Stored data entries:
══════
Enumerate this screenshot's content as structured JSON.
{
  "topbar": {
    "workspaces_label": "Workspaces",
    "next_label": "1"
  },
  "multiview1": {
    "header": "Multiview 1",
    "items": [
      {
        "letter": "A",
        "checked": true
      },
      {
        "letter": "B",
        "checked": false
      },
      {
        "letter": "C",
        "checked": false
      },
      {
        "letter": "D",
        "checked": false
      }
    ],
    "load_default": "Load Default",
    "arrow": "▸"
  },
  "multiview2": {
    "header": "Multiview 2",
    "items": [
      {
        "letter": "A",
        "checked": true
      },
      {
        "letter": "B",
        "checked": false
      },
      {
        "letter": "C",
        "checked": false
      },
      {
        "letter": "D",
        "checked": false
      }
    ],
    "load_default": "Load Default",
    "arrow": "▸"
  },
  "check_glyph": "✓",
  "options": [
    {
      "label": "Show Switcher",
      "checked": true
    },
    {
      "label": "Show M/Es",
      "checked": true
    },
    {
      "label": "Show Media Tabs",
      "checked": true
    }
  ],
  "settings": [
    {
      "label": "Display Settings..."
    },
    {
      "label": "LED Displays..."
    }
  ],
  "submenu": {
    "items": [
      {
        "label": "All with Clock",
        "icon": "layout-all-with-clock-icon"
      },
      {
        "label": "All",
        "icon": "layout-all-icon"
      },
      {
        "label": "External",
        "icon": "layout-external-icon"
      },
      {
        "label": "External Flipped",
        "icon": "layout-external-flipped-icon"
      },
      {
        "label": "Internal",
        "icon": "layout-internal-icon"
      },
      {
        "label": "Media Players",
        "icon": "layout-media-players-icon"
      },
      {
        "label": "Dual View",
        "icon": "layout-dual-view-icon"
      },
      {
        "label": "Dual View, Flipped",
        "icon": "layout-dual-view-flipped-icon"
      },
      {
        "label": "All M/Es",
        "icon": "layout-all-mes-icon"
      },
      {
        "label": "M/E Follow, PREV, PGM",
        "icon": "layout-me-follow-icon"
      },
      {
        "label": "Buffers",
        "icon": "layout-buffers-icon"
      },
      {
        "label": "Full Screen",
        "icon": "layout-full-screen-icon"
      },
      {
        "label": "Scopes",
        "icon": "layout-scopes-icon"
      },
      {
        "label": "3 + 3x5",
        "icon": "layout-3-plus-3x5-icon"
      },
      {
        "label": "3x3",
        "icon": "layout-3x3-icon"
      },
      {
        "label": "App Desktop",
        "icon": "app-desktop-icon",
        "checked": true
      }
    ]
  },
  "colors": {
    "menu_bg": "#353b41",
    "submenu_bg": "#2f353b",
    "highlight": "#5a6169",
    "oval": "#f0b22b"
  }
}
══════
### Task requirements
Write out all the records above again, exactly as they stand.

### Task solution
Enumerate this screenshot's content as structured JSON.
{
  "topbar": {
    "workspaces_label": "Workspaces",
    "next_label": "1"
  },
  "multiview1": {
    "header": "Multiview 1",
    "items": [
      {
        "letter": "A",
        "checked": true
      },
      {
        "letter": "B",
        "checked": false
      },
      {
        "letter": "C",
        "checked": false
      },
      {
        "letter": "D",
        "checked": false
      }
    ],
    "load_default": "Load Default",
    "arrow": "▸"
  },
  "multiview2": {
    "header": "Multiview 2",
    "items": [
      {
        "letter": "A",
        "checked": true
      },
      {
        "letter": "B",
        "checked": false
      },
      {
        "letter": "C",
        "checked": false
      },
      {
        "letter": "D",
        "checked": false
      }
    ],
    "load_default": "Load Default",
    "arrow": "▸"
  },
  "check_glyph": "✓",
  "options": [
    {
      "label": "Show Switcher",
      "checked": true
    },
    {
      "label": "Show M/Es",
      "checked": true
    },
    {
      "label": "Show Media Tabs",
      "checked": true
    }
  ],
  "settings": [
    {
      "label": "Display Settings..."
    },
    {
      "label": "LED Displays..."
    }
  ],
  "submenu": {
    "items": [
      {
        "label": "All with Clock",
        "icon": "layout-all-with-clock-icon"
      },
      {
        "label": "All",
        "icon": "layout-all-icon"
      },
      {
        "label": "External",
        "icon": "layout-external-icon"
      },
      {
        "label": "External Flipped",
        "icon": "layout-external-flipped-icon"
      },
      {
        "label": "Internal",
        "icon": "layout-internal-icon"
      },
      {
        "label": "Media Players",
        "icon": "layout-media-players-icon"
      },
      {
        "label": "Dual View",
        "icon": "layout-dual-view-icon"
      },
      {
        "label": "Dual View, Flipped",
        "icon": "layout-dual-view-flipped-icon"
      },
      {
        "label": "All M/Es",
        "icon": "layout-all-mes-icon"
      },
      {
        "label": "M/E Follow, PREV, PGM",
        "icon": "layout-me-follow-icon"
      },
      {
        "label": "Buffers",
        "icon": "layout-buffers-icon"
      },
      {
        "label": "Full Screen",
        "icon": "layout-full-screen-icon"
      },
      {
        "label": "Scopes",
        "icon": "layout-scopes-icon"
      },
      {
        "label": "3 + 3x5",
        "icon": "layout-3-plus-3x5-icon"
      },
      {
        "label": "3x3",
        "icon": "layout-3x3-icon"
      },
      {
        "label": "App Desktop",
        "icon": "app-desktop-icon",
        "checked": true
      }
    ]
  },
  "colors": {
    "menu_bg": "#353b41",
    "submenu_bg": "#2f353b",
    "highlight": "#5a6169",
    "oval": "#f0b22b"
  }
}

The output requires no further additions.